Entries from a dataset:
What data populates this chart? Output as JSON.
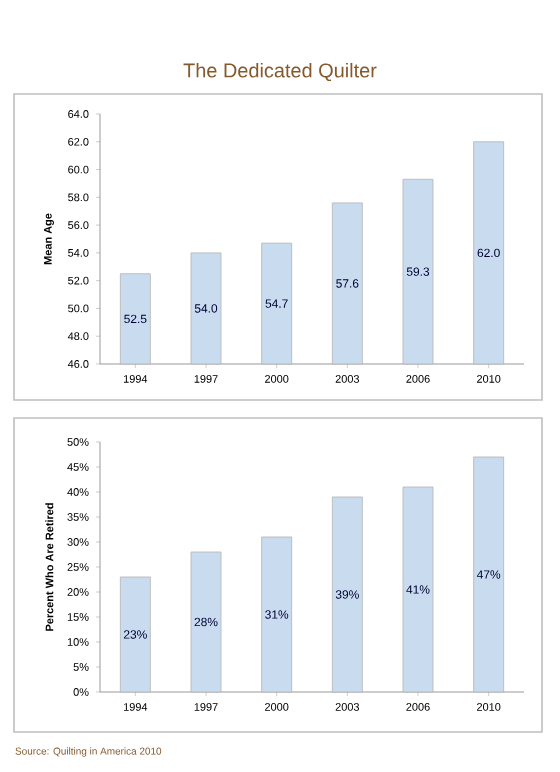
{
  "chart_data": [
    {
      "type": "bar",
      "title": "The Dedicated Quilter",
      "ylabel": "Mean Age",
      "categories": [
        "1994",
        "1997",
        "2000",
        "2003",
        "2006",
        "2010"
      ],
      "values": [
        52.5,
        54.0,
        54.7,
        57.6,
        59.3,
        62.0
      ],
      "value_labels": [
        "52.5",
        "54.0",
        "54.7",
        "57.6",
        "59.3",
        "62.0"
      ],
      "color": "#c9dcef",
      "ylim": [
        46,
        64
      ],
      "yticks": [
        {
          "value": 46,
          "label": "46.0"
        },
        {
          "value": 48,
          "label": "48.0"
        },
        {
          "value": 50,
          "label": "50.0"
        },
        {
          "value": 52,
          "label": "52.0"
        },
        {
          "value": 54,
          "label": "54.0"
        },
        {
          "value": 56,
          "label": "56.0"
        },
        {
          "value": 58,
          "label": "58.0"
        },
        {
          "value": 60,
          "label": "60.0"
        },
        {
          "value": 62,
          "label": "62.0"
        },
        {
          "value": 64,
          "label": "64.0"
        }
      ]
    },
    {
      "type": "bar",
      "ylabel": "Percent Who Are Retired",
      "categories": [
        "1994",
        "1997",
        "2000",
        "2003",
        "2006",
        "2010"
      ],
      "values": [
        23,
        28,
        31,
        39,
        41,
        47
      ],
      "value_labels": [
        "23%",
        "28%",
        "31%",
        "39%",
        "41%",
        "47%"
      ],
      "color": "#c9dcef",
      "ylim": [
        0,
        50
      ],
      "yticks": [
        {
          "value": 0,
          "label": "0%"
        },
        {
          "value": 5,
          "label": "5%"
        },
        {
          "value": 10,
          "label": "10%"
        },
        {
          "value": 15,
          "label": "15%"
        },
        {
          "value": 20,
          "label": "20%"
        },
        {
          "value": 25,
          "label": "25%"
        },
        {
          "value": 30,
          "label": "30%"
        },
        {
          "value": 35,
          "label": "35%"
        },
        {
          "value": 40,
          "label": "40%"
        },
        {
          "value": 45,
          "label": "45%"
        },
        {
          "value": 50,
          "label": "50%"
        }
      ],
      "annotations": [
        "Source: Quilting in America 2010"
      ]
    }
  ]
}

- Prompt
Using the records above, find and show each line with the string "ylabel".

- Output
      "ylabel": "Mean Age",
      "ylabel": "Percent Who Are Retired",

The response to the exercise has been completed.